[Extracted records]
*****

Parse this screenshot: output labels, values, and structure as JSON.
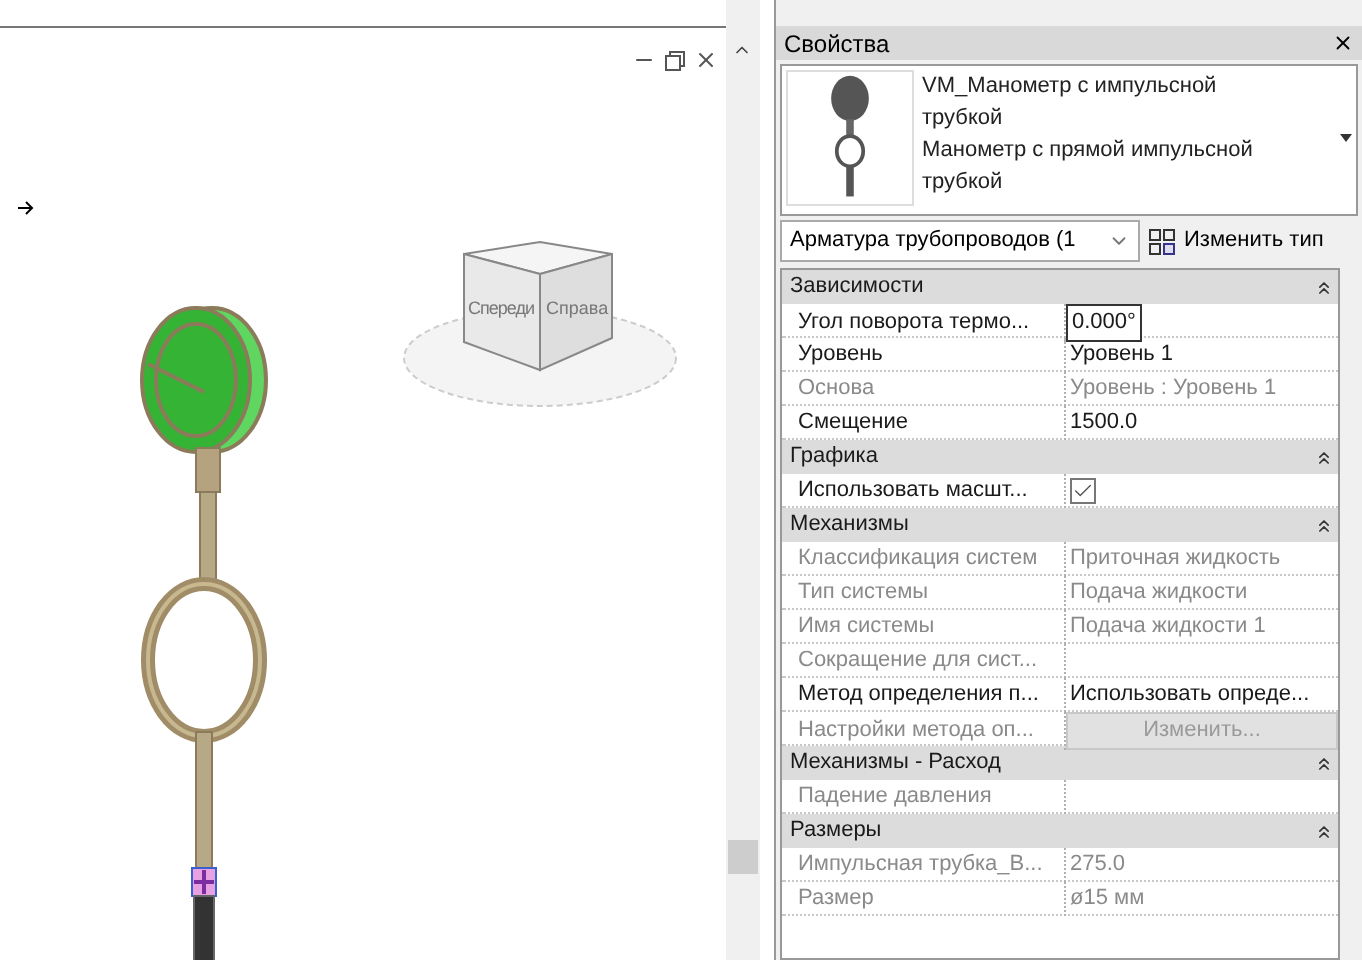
{
  "viewcube": {
    "front_label": "Спереди",
    "right_label": "Справа"
  },
  "properties": {
    "title": "Свойства",
    "type_selector": {
      "family": "VM_Манометр с импульсной трубкой",
      "type": "Манометр с прямой импульсной трубкой"
    },
    "category_filter": "Арматура трубопроводов (1",
    "edit_type_button": "Изменить тип",
    "sections": [
      {
        "title": "Зависимости",
        "expanded": true,
        "rows": [
          {
            "label": "Угол поворота термо...",
            "value": "0.000°",
            "kind": "field",
            "disabled": false
          },
          {
            "label": "Уровень",
            "value": "Уровень 1",
            "kind": "text",
            "disabled": false
          },
          {
            "label": "Основа",
            "value": "Уровень : Уровень 1",
            "kind": "text",
            "disabled": true
          },
          {
            "label": "Смещение",
            "value": "1500.0",
            "kind": "text",
            "disabled": false
          }
        ]
      },
      {
        "title": "Графика",
        "expanded": true,
        "rows": [
          {
            "label": "Использовать масшт...",
            "checked": true,
            "kind": "checkbox",
            "disabled": false
          }
        ]
      },
      {
        "title": "Механизмы",
        "expanded": true,
        "rows": [
          {
            "label": "Классификация систем",
            "value": "Приточная жидкость",
            "kind": "text",
            "disabled": true
          },
          {
            "label": "Тип системы",
            "value": "Подача жидкости",
            "kind": "text",
            "disabled": true
          },
          {
            "label": "Имя системы",
            "value": "Подача жидкости 1",
            "kind": "text",
            "disabled": true
          },
          {
            "label": "Сокращение для сист...",
            "kind": "text",
            "disabled": true
          },
          {
            "label": "Метод определения п...",
            "value": "Использовать опреде...",
            "kind": "text",
            "disabled": false
          },
          {
            "label": "Настройки метода оп...",
            "value": "Изменить...",
            "kind": "button",
            "disabled": true
          }
        ]
      },
      {
        "title": "Механизмы - Расход",
        "expanded": true,
        "rows": [
          {
            "label": "Падение давления",
            "kind": "text",
            "disabled": true
          }
        ]
      },
      {
        "title": "Размеры",
        "expanded": true,
        "rows": [
          {
            "label": "Импульсная трубка_В...",
            "value": "275.0",
            "kind": "text",
            "disabled": true
          },
          {
            "label": "Размер",
            "value": "ø15 мм",
            "kind": "text",
            "disabled": true
          }
        ]
      }
    ]
  }
}
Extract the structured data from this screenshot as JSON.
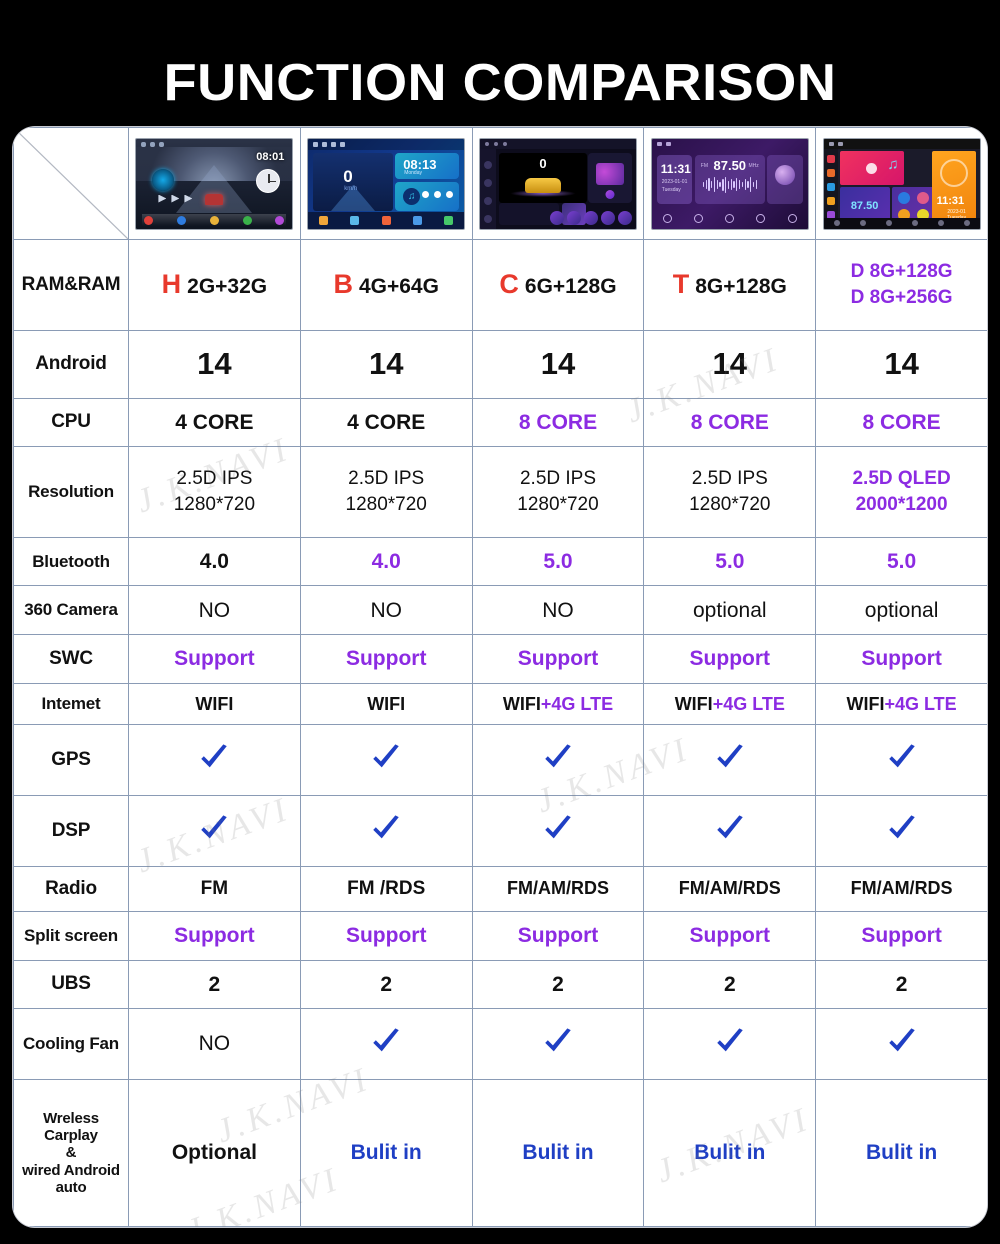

*****

## Task statement
In the listing above, locate each line with "импульсной" and copy it.

## Written solution
      "family": "VM_Манометр с импульсной трубкой",
      "type": "Манометр с прямой импульсной трубкой"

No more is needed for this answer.